AIM: Exclude any images and output the remaining records exactly.

RECORD LIST:
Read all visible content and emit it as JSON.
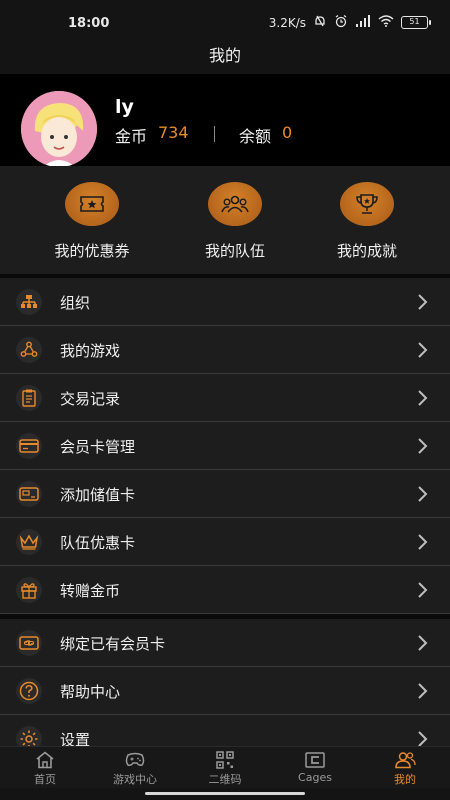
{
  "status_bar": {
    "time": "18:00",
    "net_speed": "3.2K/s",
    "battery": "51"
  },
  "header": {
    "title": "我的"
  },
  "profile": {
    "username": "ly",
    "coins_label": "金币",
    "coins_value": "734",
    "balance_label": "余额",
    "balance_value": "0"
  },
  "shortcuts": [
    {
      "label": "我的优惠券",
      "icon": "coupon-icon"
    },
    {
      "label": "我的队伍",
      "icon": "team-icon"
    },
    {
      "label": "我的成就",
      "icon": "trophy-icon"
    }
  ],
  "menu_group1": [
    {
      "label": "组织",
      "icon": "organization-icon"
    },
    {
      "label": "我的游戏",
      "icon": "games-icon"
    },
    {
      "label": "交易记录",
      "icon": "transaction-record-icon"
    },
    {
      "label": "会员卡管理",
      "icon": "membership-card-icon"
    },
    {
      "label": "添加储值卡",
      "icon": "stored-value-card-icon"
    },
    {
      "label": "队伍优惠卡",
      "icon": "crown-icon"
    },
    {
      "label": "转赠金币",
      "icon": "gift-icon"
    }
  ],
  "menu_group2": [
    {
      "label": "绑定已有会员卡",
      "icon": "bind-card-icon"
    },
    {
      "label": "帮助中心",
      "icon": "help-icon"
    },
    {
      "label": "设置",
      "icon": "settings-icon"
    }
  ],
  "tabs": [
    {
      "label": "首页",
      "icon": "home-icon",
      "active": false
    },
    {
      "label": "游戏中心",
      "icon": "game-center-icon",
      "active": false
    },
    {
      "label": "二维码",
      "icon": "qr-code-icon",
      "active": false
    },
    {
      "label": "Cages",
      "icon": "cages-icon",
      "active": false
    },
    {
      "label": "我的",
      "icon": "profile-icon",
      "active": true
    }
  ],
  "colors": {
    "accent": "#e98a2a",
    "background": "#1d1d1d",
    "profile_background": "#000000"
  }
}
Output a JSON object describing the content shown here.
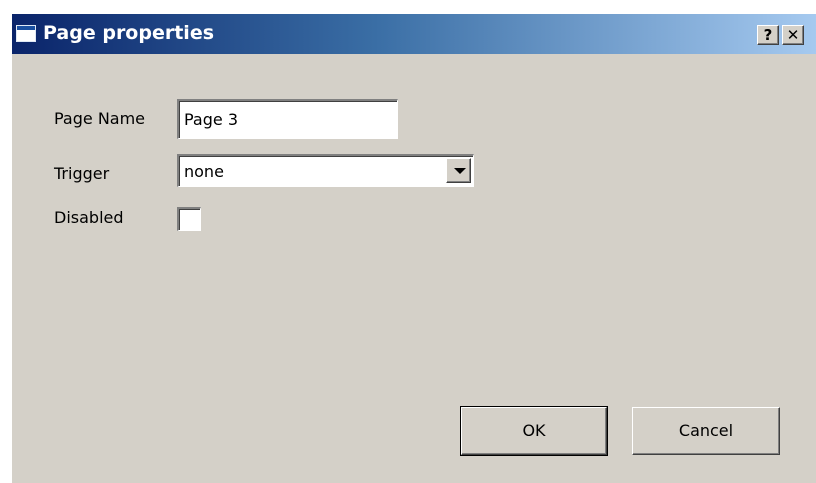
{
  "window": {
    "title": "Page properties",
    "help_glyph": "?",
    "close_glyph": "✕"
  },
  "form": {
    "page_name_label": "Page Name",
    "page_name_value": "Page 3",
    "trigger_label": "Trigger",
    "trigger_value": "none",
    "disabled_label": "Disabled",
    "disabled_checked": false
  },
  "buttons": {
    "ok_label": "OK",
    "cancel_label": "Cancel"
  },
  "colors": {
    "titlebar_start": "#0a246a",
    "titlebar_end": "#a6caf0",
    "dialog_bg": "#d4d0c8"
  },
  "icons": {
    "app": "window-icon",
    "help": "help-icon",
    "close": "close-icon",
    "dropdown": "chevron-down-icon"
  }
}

THE SOLUTION:
Read all visible content and emit it as JSON.
{
  "status_bar": {
    "time": "18:00",
    "net_speed": "3.2K/s",
    "battery": "51"
  },
  "header": {
    "title": "我的"
  },
  "profile": {
    "username": "ly",
    "coins_label": "金币",
    "coins_value": "734",
    "balance_label": "余额",
    "balance_value": "0"
  },
  "shortcuts": [
    {
      "label": "我的优惠券",
      "icon": "coupon-icon"
    },
    {
      "label": "我的队伍",
      "icon": "team-icon"
    },
    {
      "label": "我的成就",
      "icon": "trophy-icon"
    }
  ],
  "menu_group1": [
    {
      "label": "组织",
      "icon": "organization-icon"
    },
    {
      "label": "我的游戏",
      "icon": "games-icon"
    },
    {
      "label": "交易记录",
      "icon": "transaction-record-icon"
    },
    {
      "label": "会员卡管理",
      "icon": "membership-card-icon"
    },
    {
      "label": "添加储值卡",
      "icon": "stored-value-card-icon"
    },
    {
      "label": "队伍优惠卡",
      "icon": "crown-icon"
    },
    {
      "label": "转赠金币",
      "icon": "gift-icon"
    }
  ],
  "menu_group2": [
    {
      "label": "绑定已有会员卡",
      "icon": "bind-card-icon"
    },
    {
      "label": "帮助中心",
      "icon": "help-icon"
    },
    {
      "label": "设置",
      "icon": "settings-icon"
    }
  ],
  "tabs": [
    {
      "label": "首页",
      "icon": "home-icon",
      "active": false
    },
    {
      "label": "游戏中心",
      "icon": "game-center-icon",
      "active": false
    },
    {
      "label": "二维码",
      "icon": "qr-code-icon",
      "active": false
    },
    {
      "label": "Cages",
      "icon": "cages-icon",
      "active": false
    },
    {
      "label": "我的",
      "icon": "profile-icon",
      "active": true
    }
  ],
  "colors": {
    "accent": "#e98a2a",
    "background": "#1d1d1d",
    "profile_background": "#000000"
  }
}
Output a JSON object describing the content shown here.
{
  "window": {
    "title": "Page properties",
    "help_glyph": "?",
    "close_glyph": "✕"
  },
  "form": {
    "page_name_label": "Page Name",
    "page_name_value": "Page 3",
    "trigger_label": "Trigger",
    "trigger_value": "none",
    "disabled_label": "Disabled",
    "disabled_checked": false
  },
  "buttons": {
    "ok_label": "OK",
    "cancel_label": "Cancel"
  },
  "colors": {
    "titlebar_start": "#0a246a",
    "titlebar_end": "#a6caf0",
    "dialog_bg": "#d4d0c8"
  },
  "icons": {
    "app": "window-icon",
    "help": "help-icon",
    "close": "close-icon",
    "dropdown": "chevron-down-icon"
  }
}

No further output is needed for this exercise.